* _Goal_: Can you transcribe every record below exactly as it appears?

Items listed in a dataset:

※ ※ ※

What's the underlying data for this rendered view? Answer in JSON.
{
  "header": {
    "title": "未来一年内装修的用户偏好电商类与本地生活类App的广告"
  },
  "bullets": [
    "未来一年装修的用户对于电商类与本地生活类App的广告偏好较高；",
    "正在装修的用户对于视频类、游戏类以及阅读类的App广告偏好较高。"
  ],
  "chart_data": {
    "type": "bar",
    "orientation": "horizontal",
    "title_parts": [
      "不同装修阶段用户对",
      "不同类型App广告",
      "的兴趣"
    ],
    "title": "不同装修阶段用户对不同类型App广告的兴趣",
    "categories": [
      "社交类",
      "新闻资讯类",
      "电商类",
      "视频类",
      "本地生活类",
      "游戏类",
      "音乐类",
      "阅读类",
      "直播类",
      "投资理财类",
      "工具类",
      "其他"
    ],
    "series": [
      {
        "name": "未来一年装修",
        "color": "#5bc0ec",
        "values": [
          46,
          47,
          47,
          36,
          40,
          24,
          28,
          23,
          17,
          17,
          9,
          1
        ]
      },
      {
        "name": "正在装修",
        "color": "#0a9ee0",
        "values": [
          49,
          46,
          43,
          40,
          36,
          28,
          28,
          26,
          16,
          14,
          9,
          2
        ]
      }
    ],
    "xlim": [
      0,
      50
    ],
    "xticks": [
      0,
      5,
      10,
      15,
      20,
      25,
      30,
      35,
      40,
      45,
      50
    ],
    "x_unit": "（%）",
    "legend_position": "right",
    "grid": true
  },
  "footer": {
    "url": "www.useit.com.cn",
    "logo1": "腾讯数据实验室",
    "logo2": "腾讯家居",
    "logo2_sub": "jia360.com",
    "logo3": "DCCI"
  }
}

※ ※ ※

* _Final answer_:
What's the underlying data for this rendered view? Answer in JSON.
{
  "header": {
    "title": "未来一年内装修的用户偏好电商类与本地生活类App的广告"
  },
  "bullets": [
    "未来一年装修的用户对于电商类与本地生活类App的广告偏好较高；",
    "正在装修的用户对于视频类、游戏类以及阅读类的App广告偏好较高。"
  ],
  "chart_data": {
    "type": "bar",
    "orientation": "horizontal",
    "title_parts": [
      "不同装修阶段用户对",
      "不同类型App广告",
      "的兴趣"
    ],
    "title": "不同装修阶段用户对不同类型App广告的兴趣",
    "categories": [
      "社交类",
      "新闻资讯类",
      "电商类",
      "视频类",
      "本地生活类",
      "游戏类",
      "音乐类",
      "阅读类",
      "直播类",
      "投资理财类",
      "工具类",
      "其他"
    ],
    "series": [
      {
        "name": "未来一年装修",
        "color": "#5bc0ec",
        "values": [
          46,
          47,
          47,
          36,
          40,
          24,
          28,
          23,
          17,
          17,
          9,
          1
        ]
      },
      {
        "name": "正在装修",
        "color": "#0a9ee0",
        "values": [
          49,
          46,
          43,
          40,
          36,
          28,
          28,
          26,
          16,
          14,
          9,
          2
        ]
      }
    ],
    "xlim": [
      0,
      50
    ],
    "xticks": [
      0,
      5,
      10,
      15,
      20,
      25,
      30,
      35,
      40,
      45,
      50
    ],
    "x_unit": "（%）",
    "legend_position": "right",
    "grid": true
  },
  "footer": {
    "url": "www.useit.com.cn",
    "logo1": "腾讯数据实验室",
    "logo2": "腾讯家居",
    "logo2_sub": "jia360.com",
    "logo3": "DCCI"
  }
}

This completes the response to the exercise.